## Your task
Would you copy out the whole listing exactly as given?

Excerpts from a figure dataset:
——————————
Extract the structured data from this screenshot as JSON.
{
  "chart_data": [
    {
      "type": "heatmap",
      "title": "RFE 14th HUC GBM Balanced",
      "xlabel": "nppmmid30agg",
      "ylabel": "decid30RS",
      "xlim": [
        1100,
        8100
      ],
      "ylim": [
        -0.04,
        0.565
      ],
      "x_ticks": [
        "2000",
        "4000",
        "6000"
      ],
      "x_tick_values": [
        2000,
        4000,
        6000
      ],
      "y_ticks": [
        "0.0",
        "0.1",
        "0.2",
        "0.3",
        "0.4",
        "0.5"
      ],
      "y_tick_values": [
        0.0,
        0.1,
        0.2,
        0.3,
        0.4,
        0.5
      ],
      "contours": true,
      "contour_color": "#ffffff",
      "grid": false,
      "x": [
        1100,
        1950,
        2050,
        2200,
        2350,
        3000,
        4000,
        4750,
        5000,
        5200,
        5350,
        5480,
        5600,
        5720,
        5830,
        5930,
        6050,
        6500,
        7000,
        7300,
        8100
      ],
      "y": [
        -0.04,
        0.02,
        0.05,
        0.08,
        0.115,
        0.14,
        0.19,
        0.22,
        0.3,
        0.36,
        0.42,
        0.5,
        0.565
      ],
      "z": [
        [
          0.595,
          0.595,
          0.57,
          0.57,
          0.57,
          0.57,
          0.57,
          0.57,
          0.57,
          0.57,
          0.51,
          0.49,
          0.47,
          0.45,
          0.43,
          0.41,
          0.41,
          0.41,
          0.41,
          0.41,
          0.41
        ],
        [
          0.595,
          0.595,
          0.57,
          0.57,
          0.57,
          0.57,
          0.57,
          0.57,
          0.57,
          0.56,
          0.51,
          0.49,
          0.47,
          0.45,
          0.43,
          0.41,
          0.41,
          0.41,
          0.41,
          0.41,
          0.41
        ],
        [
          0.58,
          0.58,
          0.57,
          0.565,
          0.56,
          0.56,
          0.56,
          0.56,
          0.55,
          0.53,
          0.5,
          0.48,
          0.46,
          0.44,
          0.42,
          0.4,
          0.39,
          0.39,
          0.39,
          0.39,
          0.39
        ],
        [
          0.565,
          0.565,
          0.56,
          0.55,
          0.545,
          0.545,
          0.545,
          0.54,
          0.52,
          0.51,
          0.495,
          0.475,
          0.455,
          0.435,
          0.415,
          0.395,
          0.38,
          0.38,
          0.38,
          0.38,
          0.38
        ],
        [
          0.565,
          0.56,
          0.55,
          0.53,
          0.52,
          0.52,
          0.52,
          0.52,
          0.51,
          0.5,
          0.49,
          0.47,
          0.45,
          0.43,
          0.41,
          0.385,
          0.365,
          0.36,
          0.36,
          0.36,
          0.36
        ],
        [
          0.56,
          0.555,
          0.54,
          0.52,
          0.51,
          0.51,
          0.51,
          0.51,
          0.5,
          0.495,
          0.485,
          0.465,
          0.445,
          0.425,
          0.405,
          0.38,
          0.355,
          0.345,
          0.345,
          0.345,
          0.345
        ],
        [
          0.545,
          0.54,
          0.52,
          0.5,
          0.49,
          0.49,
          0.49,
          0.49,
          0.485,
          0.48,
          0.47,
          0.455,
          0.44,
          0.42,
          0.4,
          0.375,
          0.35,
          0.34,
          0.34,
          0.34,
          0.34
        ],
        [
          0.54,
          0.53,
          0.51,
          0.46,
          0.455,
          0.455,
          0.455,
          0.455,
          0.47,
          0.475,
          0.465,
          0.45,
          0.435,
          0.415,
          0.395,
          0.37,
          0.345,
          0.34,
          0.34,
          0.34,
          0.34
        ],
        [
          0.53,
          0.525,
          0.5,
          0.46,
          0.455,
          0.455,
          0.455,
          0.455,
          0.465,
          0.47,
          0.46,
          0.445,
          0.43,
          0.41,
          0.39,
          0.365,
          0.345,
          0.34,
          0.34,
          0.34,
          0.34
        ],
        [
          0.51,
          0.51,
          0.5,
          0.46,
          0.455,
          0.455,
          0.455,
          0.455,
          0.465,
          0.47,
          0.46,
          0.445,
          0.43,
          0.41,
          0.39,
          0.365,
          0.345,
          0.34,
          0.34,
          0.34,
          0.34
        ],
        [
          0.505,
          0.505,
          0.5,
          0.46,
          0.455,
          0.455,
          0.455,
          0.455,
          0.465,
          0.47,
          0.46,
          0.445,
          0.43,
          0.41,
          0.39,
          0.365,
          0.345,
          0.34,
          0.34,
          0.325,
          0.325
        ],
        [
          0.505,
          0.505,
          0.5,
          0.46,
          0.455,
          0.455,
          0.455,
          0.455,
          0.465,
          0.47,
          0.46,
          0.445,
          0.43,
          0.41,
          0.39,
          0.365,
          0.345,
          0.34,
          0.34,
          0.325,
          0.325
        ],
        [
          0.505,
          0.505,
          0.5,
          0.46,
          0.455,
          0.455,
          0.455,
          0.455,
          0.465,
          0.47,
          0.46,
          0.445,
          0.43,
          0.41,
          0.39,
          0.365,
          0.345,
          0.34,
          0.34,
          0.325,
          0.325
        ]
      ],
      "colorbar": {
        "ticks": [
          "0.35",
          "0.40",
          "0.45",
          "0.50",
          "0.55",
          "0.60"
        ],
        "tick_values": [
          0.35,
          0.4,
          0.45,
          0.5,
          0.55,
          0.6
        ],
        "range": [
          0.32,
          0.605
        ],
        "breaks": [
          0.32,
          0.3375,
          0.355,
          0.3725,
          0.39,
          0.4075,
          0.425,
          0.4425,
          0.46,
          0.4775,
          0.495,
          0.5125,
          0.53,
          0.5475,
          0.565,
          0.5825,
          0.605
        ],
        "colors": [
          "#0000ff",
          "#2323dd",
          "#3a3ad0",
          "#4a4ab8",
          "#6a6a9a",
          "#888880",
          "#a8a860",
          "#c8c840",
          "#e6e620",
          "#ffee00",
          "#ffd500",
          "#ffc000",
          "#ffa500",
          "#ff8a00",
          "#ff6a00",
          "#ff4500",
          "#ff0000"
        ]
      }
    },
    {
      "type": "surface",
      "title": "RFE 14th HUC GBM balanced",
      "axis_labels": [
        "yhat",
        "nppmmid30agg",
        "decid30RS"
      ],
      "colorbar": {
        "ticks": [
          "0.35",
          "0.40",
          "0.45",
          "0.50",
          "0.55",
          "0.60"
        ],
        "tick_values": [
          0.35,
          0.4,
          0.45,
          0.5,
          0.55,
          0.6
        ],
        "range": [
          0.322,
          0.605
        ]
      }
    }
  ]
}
——————————
## Task response
Extract the structured data from this screenshot as JSON.
{
  "chart_data": [
    {
      "type": "heatmap",
      "title": "RFE 14th HUC GBM Balanced",
      "xlabel": "nppmmid30agg",
      "ylabel": "decid30RS",
      "xlim": [
        1100,
        8100
      ],
      "ylim": [
        -0.04,
        0.565
      ],
      "x_ticks": [
        "2000",
        "4000",
        "6000"
      ],
      "x_tick_values": [
        2000,
        4000,
        6000
      ],
      "y_ticks": [
        "0.0",
        "0.1",
        "0.2",
        "0.3",
        "0.4",
        "0.5"
      ],
      "y_tick_values": [
        0.0,
        0.1,
        0.2,
        0.3,
        0.4,
        0.5
      ],
      "contours": true,
      "contour_color": "#ffffff",
      "grid": false,
      "x": [
        1100,
        1950,
        2050,
        2200,
        2350,
        3000,
        4000,
        4750,
        5000,
        5200,
        5350,
        5480,
        5600,
        5720,
        5830,
        5930,
        6050,
        6500,
        7000,
        7300,
        8100
      ],
      "y": [
        -0.04,
        0.02,
        0.05,
        0.08,
        0.115,
        0.14,
        0.19,
        0.22,
        0.3,
        0.36,
        0.42,
        0.5,
        0.565
      ],
      "z": [
        [
          0.595,
          0.595,
          0.57,
          0.57,
          0.57,
          0.57,
          0.57,
          0.57,
          0.57,
          0.57,
          0.51,
          0.49,
          0.47,
          0.45,
          0.43,
          0.41,
          0.41,
          0.41,
          0.41,
          0.41,
          0.41
        ],
        [
          0.595,
          0.595,
          0.57,
          0.57,
          0.57,
          0.57,
          0.57,
          0.57,
          0.57,
          0.56,
          0.51,
          0.49,
          0.47,
          0.45,
          0.43,
          0.41,
          0.41,
          0.41,
          0.41,
          0.41,
          0.41
        ],
        [
          0.58,
          0.58,
          0.57,
          0.565,
          0.56,
          0.56,
          0.56,
          0.56,
          0.55,
          0.53,
          0.5,
          0.48,
          0.46,
          0.44,
          0.42,
          0.4,
          0.39,
          0.39,
          0.39,
          0.39,
          0.39
        ],
        [
          0.565,
          0.565,
          0.56,
          0.55,
          0.545,
          0.545,
          0.545,
          0.54,
          0.52,
          0.51,
          0.495,
          0.475,
          0.455,
          0.435,
          0.415,
          0.395,
          0.38,
          0.38,
          0.38,
          0.38,
          0.38
        ],
        [
          0.565,
          0.56,
          0.55,
          0.53,
          0.52,
          0.52,
          0.52,
          0.52,
          0.51,
          0.5,
          0.49,
          0.47,
          0.45,
          0.43,
          0.41,
          0.385,
          0.365,
          0.36,
          0.36,
          0.36,
          0.36
        ],
        [
          0.56,
          0.555,
          0.54,
          0.52,
          0.51,
          0.51,
          0.51,
          0.51,
          0.5,
          0.495,
          0.485,
          0.465,
          0.445,
          0.425,
          0.405,
          0.38,
          0.355,
          0.345,
          0.345,
          0.345,
          0.345
        ],
        [
          0.545,
          0.54,
          0.52,
          0.5,
          0.49,
          0.49,
          0.49,
          0.49,
          0.485,
          0.48,
          0.47,
          0.455,
          0.44,
          0.42,
          0.4,
          0.375,
          0.35,
          0.34,
          0.34,
          0.34,
          0.34
        ],
        [
          0.54,
          0.53,
          0.51,
          0.46,
          0.455,
          0.455,
          0.455,
          0.455,
          0.47,
          0.475,
          0.465,
          0.45,
          0.435,
          0.415,
          0.395,
          0.37,
          0.345,
          0.34,
          0.34,
          0.34,
          0.34
        ],
        [
          0.53,
          0.525,
          0.5,
          0.46,
          0.455,
          0.455,
          0.455,
          0.455,
          0.465,
          0.47,
          0.46,
          0.445,
          0.43,
          0.41,
          0.39,
          0.365,
          0.345,
          0.34,
          0.34,
          0.34,
          0.34
        ],
        [
          0.51,
          0.51,
          0.5,
          0.46,
          0.455,
          0.455,
          0.455,
          0.455,
          0.465,
          0.47,
          0.46,
          0.445,
          0.43,
          0.41,
          0.39,
          0.365,
          0.345,
          0.34,
          0.34,
          0.34,
          0.34
        ],
        [
          0.505,
          0.505,
          0.5,
          0.46,
          0.455,
          0.455,
          0.455,
          0.455,
          0.465,
          0.47,
          0.46,
          0.445,
          0.43,
          0.41,
          0.39,
          0.365,
          0.345,
          0.34,
          0.34,
          0.325,
          0.325
        ],
        [
          0.505,
          0.505,
          0.5,
          0.46,
          0.455,
          0.455,
          0.455,
          0.455,
          0.465,
          0.47,
          0.46,
          0.445,
          0.43,
          0.41,
          0.39,
          0.365,
          0.345,
          0.34,
          0.34,
          0.325,
          0.325
        ],
        [
          0.505,
          0.505,
          0.5,
          0.46,
          0.455,
          0.455,
          0.455,
          0.455,
          0.465,
          0.47,
          0.46,
          0.445,
          0.43,
          0.41,
          0.39,
          0.365,
          0.345,
          0.34,
          0.34,
          0.325,
          0.325
        ]
      ],
      "colorbar": {
        "ticks": [
          "0.35",
          "0.40",
          "0.45",
          "0.50",
          "0.55",
          "0.60"
        ],
        "tick_values": [
          0.35,
          0.4,
          0.45,
          0.5,
          0.55,
          0.6
        ],
        "range": [
          0.32,
          0.605
        ],
        "breaks": [
          0.32,
          0.3375,
          0.355,
          0.3725,
          0.39,
          0.4075,
          0.425,
          0.4425,
          0.46,
          0.4775,
          0.495,
          0.5125,
          0.53,
          0.5475,
          0.565,
          0.5825,
          0.605
        ],
        "colors": [
          "#0000ff",
          "#2323dd",
          "#3a3ad0",
          "#4a4ab8",
          "#6a6a9a",
          "#888880",
          "#a8a860",
          "#c8c840",
          "#e6e620",
          "#ffee00",
          "#ffd500",
          "#ffc000",
          "#ffa500",
          "#ff8a00",
          "#ff6a00",
          "#ff4500",
          "#ff0000"
        ]
      }
    },
    {
      "type": "surface",
      "title": "RFE 14th HUC GBM balanced",
      "axis_labels": [
        "yhat",
        "nppmmid30agg",
        "decid30RS"
      ],
      "colorbar": {
        "ticks": [
          "0.35",
          "0.40",
          "0.45",
          "0.50",
          "0.55",
          "0.60"
        ],
        "tick_values": [
          0.35,
          0.4,
          0.45,
          0.5,
          0.55,
          0.6
        ],
        "range": [
          0.322,
          0.605
        ]
      }
    }
  ]
}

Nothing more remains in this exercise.